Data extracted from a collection
## start

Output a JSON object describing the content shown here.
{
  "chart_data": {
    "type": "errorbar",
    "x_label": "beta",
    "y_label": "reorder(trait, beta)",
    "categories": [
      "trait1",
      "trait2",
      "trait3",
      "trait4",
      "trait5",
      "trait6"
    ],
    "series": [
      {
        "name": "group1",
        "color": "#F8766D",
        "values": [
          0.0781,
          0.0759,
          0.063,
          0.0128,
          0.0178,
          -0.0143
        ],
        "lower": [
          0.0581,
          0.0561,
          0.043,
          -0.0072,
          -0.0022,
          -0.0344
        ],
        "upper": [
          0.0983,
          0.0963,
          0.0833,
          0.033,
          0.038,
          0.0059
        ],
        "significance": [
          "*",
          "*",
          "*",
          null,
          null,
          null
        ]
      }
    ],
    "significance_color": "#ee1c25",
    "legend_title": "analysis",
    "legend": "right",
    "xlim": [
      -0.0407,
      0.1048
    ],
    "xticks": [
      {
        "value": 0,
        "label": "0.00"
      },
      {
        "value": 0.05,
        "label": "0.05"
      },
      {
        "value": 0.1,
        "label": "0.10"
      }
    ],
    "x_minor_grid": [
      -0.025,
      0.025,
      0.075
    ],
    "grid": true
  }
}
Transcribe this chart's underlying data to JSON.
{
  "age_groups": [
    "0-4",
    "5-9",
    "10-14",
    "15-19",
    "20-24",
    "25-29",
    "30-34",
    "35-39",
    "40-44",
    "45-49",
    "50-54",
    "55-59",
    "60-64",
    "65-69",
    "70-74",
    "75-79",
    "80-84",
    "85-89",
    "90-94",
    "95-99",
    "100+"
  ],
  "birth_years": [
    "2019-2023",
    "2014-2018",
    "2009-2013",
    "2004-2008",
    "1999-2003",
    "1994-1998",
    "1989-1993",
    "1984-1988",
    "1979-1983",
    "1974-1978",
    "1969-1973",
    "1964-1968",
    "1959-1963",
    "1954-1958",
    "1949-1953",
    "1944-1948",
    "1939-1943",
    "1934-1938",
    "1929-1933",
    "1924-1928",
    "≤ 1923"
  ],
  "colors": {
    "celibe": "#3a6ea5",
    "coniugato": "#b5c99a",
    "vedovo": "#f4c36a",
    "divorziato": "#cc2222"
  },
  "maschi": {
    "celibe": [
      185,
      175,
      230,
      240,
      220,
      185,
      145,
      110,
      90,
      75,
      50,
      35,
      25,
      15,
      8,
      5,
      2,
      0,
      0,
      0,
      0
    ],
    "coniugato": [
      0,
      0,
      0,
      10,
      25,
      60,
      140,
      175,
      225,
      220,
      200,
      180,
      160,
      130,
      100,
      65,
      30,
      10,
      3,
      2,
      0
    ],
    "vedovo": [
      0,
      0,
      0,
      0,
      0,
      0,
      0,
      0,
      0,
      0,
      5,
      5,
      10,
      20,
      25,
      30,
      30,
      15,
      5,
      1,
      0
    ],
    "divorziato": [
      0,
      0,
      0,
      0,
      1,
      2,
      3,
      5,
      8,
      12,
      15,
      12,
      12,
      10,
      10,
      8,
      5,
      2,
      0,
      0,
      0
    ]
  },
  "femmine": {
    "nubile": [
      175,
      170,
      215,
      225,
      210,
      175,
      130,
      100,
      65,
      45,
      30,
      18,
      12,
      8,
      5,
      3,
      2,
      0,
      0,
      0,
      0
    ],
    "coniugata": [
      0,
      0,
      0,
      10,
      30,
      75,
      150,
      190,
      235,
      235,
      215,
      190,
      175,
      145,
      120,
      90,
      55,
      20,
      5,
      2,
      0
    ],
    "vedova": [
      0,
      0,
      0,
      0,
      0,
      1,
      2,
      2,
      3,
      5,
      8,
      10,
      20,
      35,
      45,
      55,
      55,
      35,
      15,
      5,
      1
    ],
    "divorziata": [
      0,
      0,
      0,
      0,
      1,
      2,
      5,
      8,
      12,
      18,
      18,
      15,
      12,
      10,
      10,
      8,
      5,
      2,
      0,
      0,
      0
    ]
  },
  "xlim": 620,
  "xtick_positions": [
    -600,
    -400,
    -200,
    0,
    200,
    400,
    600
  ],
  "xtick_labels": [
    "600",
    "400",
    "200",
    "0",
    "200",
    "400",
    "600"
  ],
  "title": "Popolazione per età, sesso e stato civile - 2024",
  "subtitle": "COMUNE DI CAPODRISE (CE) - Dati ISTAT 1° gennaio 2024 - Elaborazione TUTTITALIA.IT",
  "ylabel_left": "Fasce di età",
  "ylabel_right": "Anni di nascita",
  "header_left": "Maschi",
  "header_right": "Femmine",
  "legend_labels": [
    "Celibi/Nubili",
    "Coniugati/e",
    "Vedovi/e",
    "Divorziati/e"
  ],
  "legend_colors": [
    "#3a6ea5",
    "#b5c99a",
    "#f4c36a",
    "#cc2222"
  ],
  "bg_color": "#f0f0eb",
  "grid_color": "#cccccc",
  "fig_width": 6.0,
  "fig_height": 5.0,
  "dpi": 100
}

## end
## start

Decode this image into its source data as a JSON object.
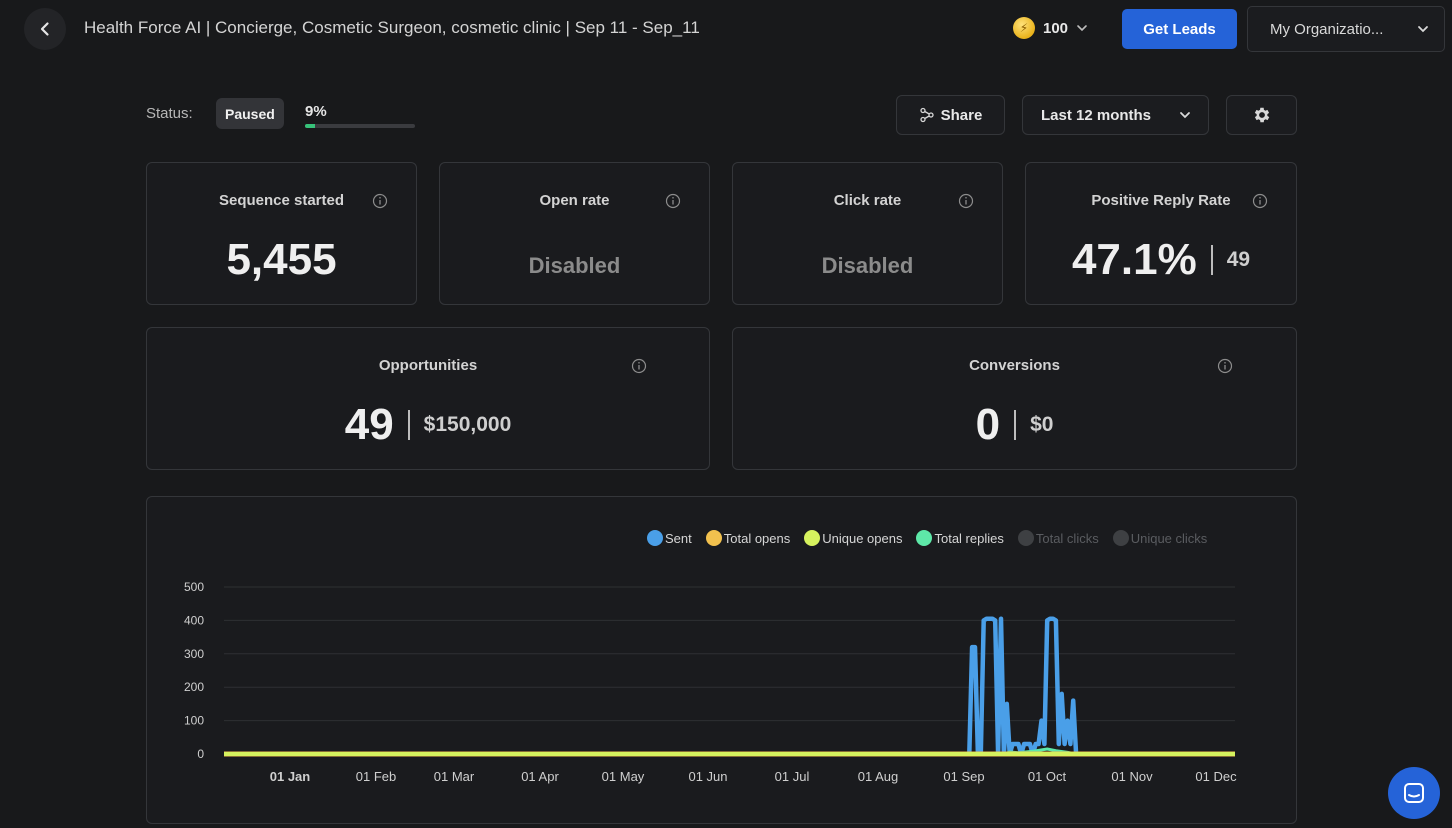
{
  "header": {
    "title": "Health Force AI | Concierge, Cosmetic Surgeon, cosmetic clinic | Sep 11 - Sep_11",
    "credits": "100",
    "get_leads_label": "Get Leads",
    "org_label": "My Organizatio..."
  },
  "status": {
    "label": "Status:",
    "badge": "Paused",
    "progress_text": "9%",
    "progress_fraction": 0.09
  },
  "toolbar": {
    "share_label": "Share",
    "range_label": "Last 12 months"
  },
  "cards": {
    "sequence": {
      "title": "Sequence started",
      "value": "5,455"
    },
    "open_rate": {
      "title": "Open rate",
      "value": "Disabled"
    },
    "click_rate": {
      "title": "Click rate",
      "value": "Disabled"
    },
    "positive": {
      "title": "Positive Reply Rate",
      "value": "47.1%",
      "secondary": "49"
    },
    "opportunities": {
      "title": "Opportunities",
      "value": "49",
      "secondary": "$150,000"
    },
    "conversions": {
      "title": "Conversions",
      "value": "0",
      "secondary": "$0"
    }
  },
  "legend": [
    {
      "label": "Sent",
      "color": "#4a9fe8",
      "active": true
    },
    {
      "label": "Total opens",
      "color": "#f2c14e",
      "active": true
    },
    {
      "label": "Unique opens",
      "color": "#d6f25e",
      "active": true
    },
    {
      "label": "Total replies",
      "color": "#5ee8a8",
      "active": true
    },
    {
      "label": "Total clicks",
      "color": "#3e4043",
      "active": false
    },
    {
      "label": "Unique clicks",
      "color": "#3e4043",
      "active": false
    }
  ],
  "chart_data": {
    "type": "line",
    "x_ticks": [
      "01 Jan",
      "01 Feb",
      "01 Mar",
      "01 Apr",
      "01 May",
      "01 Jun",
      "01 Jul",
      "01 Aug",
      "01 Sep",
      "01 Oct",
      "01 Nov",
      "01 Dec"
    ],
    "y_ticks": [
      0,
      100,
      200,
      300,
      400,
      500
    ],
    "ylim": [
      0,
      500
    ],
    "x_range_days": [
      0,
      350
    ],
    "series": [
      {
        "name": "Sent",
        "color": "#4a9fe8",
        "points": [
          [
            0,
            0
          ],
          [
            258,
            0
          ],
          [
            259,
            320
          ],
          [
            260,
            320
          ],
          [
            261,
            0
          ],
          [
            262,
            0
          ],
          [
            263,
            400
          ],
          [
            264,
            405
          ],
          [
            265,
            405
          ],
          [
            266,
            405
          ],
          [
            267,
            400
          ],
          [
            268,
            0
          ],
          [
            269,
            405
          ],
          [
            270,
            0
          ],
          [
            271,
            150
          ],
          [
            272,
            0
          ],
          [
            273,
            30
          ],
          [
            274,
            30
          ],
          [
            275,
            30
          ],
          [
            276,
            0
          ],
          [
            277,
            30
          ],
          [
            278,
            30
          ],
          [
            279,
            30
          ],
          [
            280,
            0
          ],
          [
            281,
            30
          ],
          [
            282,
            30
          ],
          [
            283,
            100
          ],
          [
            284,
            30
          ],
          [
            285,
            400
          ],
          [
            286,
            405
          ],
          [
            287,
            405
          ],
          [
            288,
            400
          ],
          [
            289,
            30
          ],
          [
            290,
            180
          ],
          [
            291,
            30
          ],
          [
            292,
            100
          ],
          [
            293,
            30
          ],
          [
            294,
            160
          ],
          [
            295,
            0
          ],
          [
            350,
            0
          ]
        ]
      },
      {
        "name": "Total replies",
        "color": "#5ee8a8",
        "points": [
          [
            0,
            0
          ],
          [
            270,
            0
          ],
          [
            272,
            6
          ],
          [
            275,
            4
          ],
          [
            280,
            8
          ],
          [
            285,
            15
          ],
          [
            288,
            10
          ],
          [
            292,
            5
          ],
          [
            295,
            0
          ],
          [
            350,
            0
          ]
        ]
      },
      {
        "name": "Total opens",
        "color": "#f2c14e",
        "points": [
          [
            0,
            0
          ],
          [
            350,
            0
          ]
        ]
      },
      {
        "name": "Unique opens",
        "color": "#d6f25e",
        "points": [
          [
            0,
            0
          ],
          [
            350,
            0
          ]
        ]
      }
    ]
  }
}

## end
## start

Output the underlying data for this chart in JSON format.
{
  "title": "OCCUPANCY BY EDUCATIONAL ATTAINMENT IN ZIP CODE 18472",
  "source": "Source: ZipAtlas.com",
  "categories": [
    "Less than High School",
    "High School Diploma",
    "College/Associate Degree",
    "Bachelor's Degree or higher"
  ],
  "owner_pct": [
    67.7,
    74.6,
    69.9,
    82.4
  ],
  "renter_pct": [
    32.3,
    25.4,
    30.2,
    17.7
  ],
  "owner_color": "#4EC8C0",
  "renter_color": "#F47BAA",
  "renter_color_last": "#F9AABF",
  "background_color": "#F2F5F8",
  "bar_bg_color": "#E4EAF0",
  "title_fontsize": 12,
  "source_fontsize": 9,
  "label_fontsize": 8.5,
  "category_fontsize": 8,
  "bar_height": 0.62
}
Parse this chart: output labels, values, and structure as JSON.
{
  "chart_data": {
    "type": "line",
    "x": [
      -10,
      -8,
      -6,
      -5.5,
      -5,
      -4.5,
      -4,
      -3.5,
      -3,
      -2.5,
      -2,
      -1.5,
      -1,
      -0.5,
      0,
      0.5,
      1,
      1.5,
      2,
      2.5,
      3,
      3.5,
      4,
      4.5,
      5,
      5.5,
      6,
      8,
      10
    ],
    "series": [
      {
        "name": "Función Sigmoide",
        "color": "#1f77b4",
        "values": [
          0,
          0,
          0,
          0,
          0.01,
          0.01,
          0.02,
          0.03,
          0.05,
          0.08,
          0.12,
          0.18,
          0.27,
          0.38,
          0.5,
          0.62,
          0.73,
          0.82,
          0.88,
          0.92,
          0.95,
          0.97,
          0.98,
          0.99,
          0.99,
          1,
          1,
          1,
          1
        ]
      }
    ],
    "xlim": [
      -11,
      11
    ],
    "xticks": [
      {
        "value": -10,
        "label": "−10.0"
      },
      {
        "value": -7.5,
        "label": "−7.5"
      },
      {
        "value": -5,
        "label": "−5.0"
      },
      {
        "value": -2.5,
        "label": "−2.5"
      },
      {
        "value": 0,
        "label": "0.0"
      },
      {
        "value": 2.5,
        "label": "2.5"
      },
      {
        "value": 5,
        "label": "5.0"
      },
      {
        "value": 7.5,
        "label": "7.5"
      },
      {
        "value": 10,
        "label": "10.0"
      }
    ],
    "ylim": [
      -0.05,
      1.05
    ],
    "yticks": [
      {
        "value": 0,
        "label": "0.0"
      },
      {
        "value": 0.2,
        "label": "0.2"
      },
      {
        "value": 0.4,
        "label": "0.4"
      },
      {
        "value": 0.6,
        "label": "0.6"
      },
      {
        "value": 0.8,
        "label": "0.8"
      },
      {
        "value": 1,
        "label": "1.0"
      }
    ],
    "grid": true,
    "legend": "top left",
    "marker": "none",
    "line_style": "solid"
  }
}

## end

== EXERCISE TASK ==
Lines containing the word "Unique" must all be returned from the material above.

== EXERCISE RESULT ==
      "label": "Unique opens",
      "label": "Unique clicks",
        "name": "Unique opens",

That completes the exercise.